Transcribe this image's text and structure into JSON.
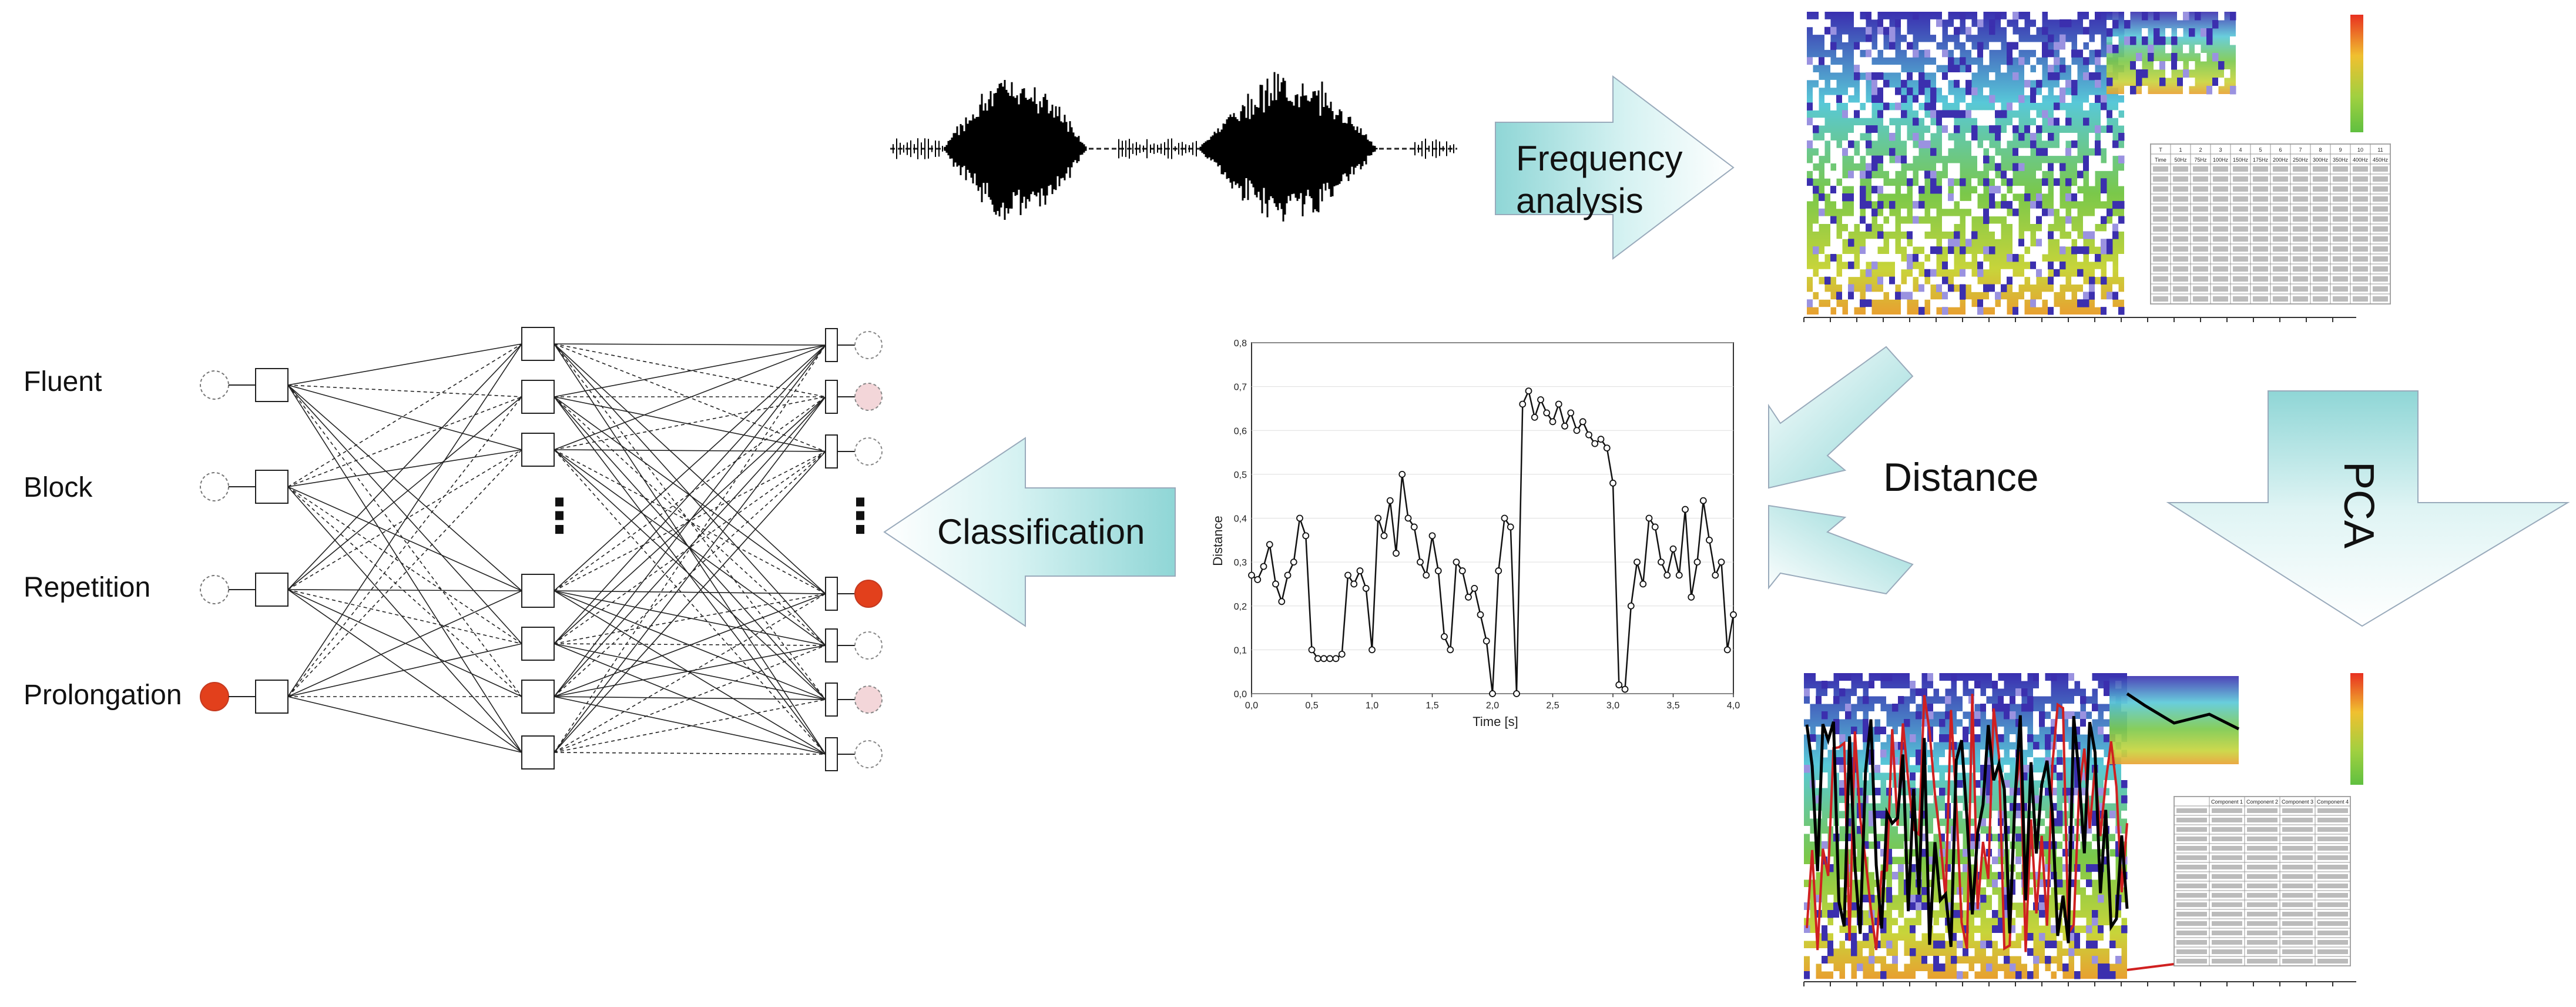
{
  "network": {
    "outputs": [
      {
        "label": "Fluent",
        "active": false
      },
      {
        "label": "Block",
        "active": false
      },
      {
        "label": "Repetition",
        "active": false
      },
      {
        "label": "Prolongation",
        "active": true
      }
    ],
    "ellipsis": "⋮"
  },
  "arrows": {
    "frequency": "Frequency\nanalysis",
    "classification": "Classification",
    "distance": "Distance",
    "pca": "PCA"
  },
  "distance_plot": {
    "ylabel": "Distance",
    "xlabel": "Time [s]"
  },
  "chart_data": {
    "type": "line",
    "title": "",
    "xlabel": "Time [s]",
    "ylabel": "Distance",
    "xlim": [
      0,
      4
    ],
    "ylim": [
      0,
      0.8
    ],
    "x_ticks": [
      "0,0",
      "0,5",
      "1,0",
      "1,5",
      "2,0",
      "2,5",
      "3,0",
      "3,5",
      "4,0"
    ],
    "y_ticks": [
      "0,0",
      "0,1",
      "0,2",
      "0,3",
      "0,4",
      "0,5",
      "0,6",
      "0,7",
      "0,8"
    ],
    "x": [
      0.0,
      0.05,
      0.1,
      0.15,
      0.2,
      0.25,
      0.3,
      0.35,
      0.4,
      0.45,
      0.5,
      0.55,
      0.6,
      0.65,
      0.7,
      0.75,
      0.8,
      0.85,
      0.9,
      0.95,
      1.0,
      1.05,
      1.1,
      1.15,
      1.2,
      1.25,
      1.3,
      1.35,
      1.4,
      1.45,
      1.5,
      1.55,
      1.6,
      1.65,
      1.7,
      1.75,
      1.8,
      1.85,
      1.9,
      1.95,
      2.0,
      2.05,
      2.1,
      2.15,
      2.2,
      2.25,
      2.3,
      2.35,
      2.4,
      2.45,
      2.5,
      2.55,
      2.6,
      2.65,
      2.7,
      2.75,
      2.8,
      2.85,
      2.9,
      2.95,
      3.0,
      3.05,
      3.1,
      3.15,
      3.2,
      3.25,
      3.3,
      3.35,
      3.4,
      3.45,
      3.5,
      3.55,
      3.6,
      3.65,
      3.7,
      3.75,
      3.8,
      3.85,
      3.9,
      3.95,
      4.0
    ],
    "values": [
      0.27,
      0.26,
      0.29,
      0.34,
      0.25,
      0.21,
      0.27,
      0.3,
      0.4,
      0.36,
      0.1,
      0.08,
      0.08,
      0.08,
      0.08,
      0.09,
      0.27,
      0.25,
      0.28,
      0.24,
      0.1,
      0.4,
      0.36,
      0.44,
      0.32,
      0.5,
      0.4,
      0.38,
      0.3,
      0.27,
      0.36,
      0.28,
      0.13,
      0.1,
      0.3,
      0.28,
      0.22,
      0.24,
      0.18,
      0.12,
      0.0,
      0.28,
      0.4,
      0.38,
      0.0,
      0.66,
      0.69,
      0.63,
      0.67,
      0.64,
      0.62,
      0.66,
      0.61,
      0.64,
      0.6,
      0.62,
      0.59,
      0.57,
      0.58,
      0.56,
      0.48,
      0.02,
      0.01,
      0.2,
      0.3,
      0.25,
      0.4,
      0.38,
      0.3,
      0.27,
      0.33,
      0.27,
      0.42,
      0.22,
      0.3,
      0.44,
      0.35,
      0.27,
      0.3,
      0.1,
      0.18
    ]
  },
  "tables": {
    "top_header": [
      "T",
      "1",
      "2",
      "3",
      "4",
      "5",
      "6",
      "7",
      "8",
      "9",
      "10",
      "11"
    ],
    "top_subheader": [
      "Time",
      "50Hz",
      "75Hz",
      "100Hz",
      "150Hz",
      "175Hz",
      "200Hz",
      "250Hz",
      "300Hz",
      "350Hz",
      "400Hz",
      "450Hz"
    ],
    "bottom_header": [
      "",
      "Component 1",
      "Component 2",
      "Component 3",
      "Component 4"
    ]
  }
}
========
▸ **Exercise directions**
Repeat the material exactly as it reads, without any of its pictures.

▸ **Result for this task**
Transcribe this image's text and structure into JSON.
{
  "network": {
    "outputs": [
      {
        "label": "Fluent",
        "active": false
      },
      {
        "label": "Block",
        "active": false
      },
      {
        "label": "Repetition",
        "active": false
      },
      {
        "label": "Prolongation",
        "active": true
      }
    ],
    "ellipsis": "⋮"
  },
  "arrows": {
    "frequency": "Frequency\nanalysis",
    "classification": "Classification",
    "distance": "Distance",
    "pca": "PCA"
  },
  "distance_plot": {
    "ylabel": "Distance",
    "xlabel": "Time [s]"
  },
  "chart_data": {
    "type": "line",
    "title": "",
    "xlabel": "Time [s]",
    "ylabel": "Distance",
    "xlim": [
      0,
      4
    ],
    "ylim": [
      0,
      0.8
    ],
    "x_ticks": [
      "0,0",
      "0,5",
      "1,0",
      "1,5",
      "2,0",
      "2,5",
      "3,0",
      "3,5",
      "4,0"
    ],
    "y_ticks": [
      "0,0",
      "0,1",
      "0,2",
      "0,3",
      "0,4",
      "0,5",
      "0,6",
      "0,7",
      "0,8"
    ],
    "x": [
      0.0,
      0.05,
      0.1,
      0.15,
      0.2,
      0.25,
      0.3,
      0.35,
      0.4,
      0.45,
      0.5,
      0.55,
      0.6,
      0.65,
      0.7,
      0.75,
      0.8,
      0.85,
      0.9,
      0.95,
      1.0,
      1.05,
      1.1,
      1.15,
      1.2,
      1.25,
      1.3,
      1.35,
      1.4,
      1.45,
      1.5,
      1.55,
      1.6,
      1.65,
      1.7,
      1.75,
      1.8,
      1.85,
      1.9,
      1.95,
      2.0,
      2.05,
      2.1,
      2.15,
      2.2,
      2.25,
      2.3,
      2.35,
      2.4,
      2.45,
      2.5,
      2.55,
      2.6,
      2.65,
      2.7,
      2.75,
      2.8,
      2.85,
      2.9,
      2.95,
      3.0,
      3.05,
      3.1,
      3.15,
      3.2,
      3.25,
      3.3,
      3.35,
      3.4,
      3.45,
      3.5,
      3.55,
      3.6,
      3.65,
      3.7,
      3.75,
      3.8,
      3.85,
      3.9,
      3.95,
      4.0
    ],
    "values": [
      0.27,
      0.26,
      0.29,
      0.34,
      0.25,
      0.21,
      0.27,
      0.3,
      0.4,
      0.36,
      0.1,
      0.08,
      0.08,
      0.08,
      0.08,
      0.09,
      0.27,
      0.25,
      0.28,
      0.24,
      0.1,
      0.4,
      0.36,
      0.44,
      0.32,
      0.5,
      0.4,
      0.38,
      0.3,
      0.27,
      0.36,
      0.28,
      0.13,
      0.1,
      0.3,
      0.28,
      0.22,
      0.24,
      0.18,
      0.12,
      0.0,
      0.28,
      0.4,
      0.38,
      0.0,
      0.66,
      0.69,
      0.63,
      0.67,
      0.64,
      0.62,
      0.66,
      0.61,
      0.64,
      0.6,
      0.62,
      0.59,
      0.57,
      0.58,
      0.56,
      0.48,
      0.02,
      0.01,
      0.2,
      0.3,
      0.25,
      0.4,
      0.38,
      0.3,
      0.27,
      0.33,
      0.27,
      0.42,
      0.22,
      0.3,
      0.44,
      0.35,
      0.27,
      0.3,
      0.1,
      0.18
    ]
  },
  "tables": {
    "top_header": [
      "T",
      "1",
      "2",
      "3",
      "4",
      "5",
      "6",
      "7",
      "8",
      "9",
      "10",
      "11"
    ],
    "top_subheader": [
      "Time",
      "50Hz",
      "75Hz",
      "100Hz",
      "150Hz",
      "175Hz",
      "200Hz",
      "250Hz",
      "300Hz",
      "350Hz",
      "400Hz",
      "450Hz"
    ],
    "bottom_header": [
      "",
      "Component 1",
      "Component 2",
      "Component 3",
      "Component 4"
    ]
  }
}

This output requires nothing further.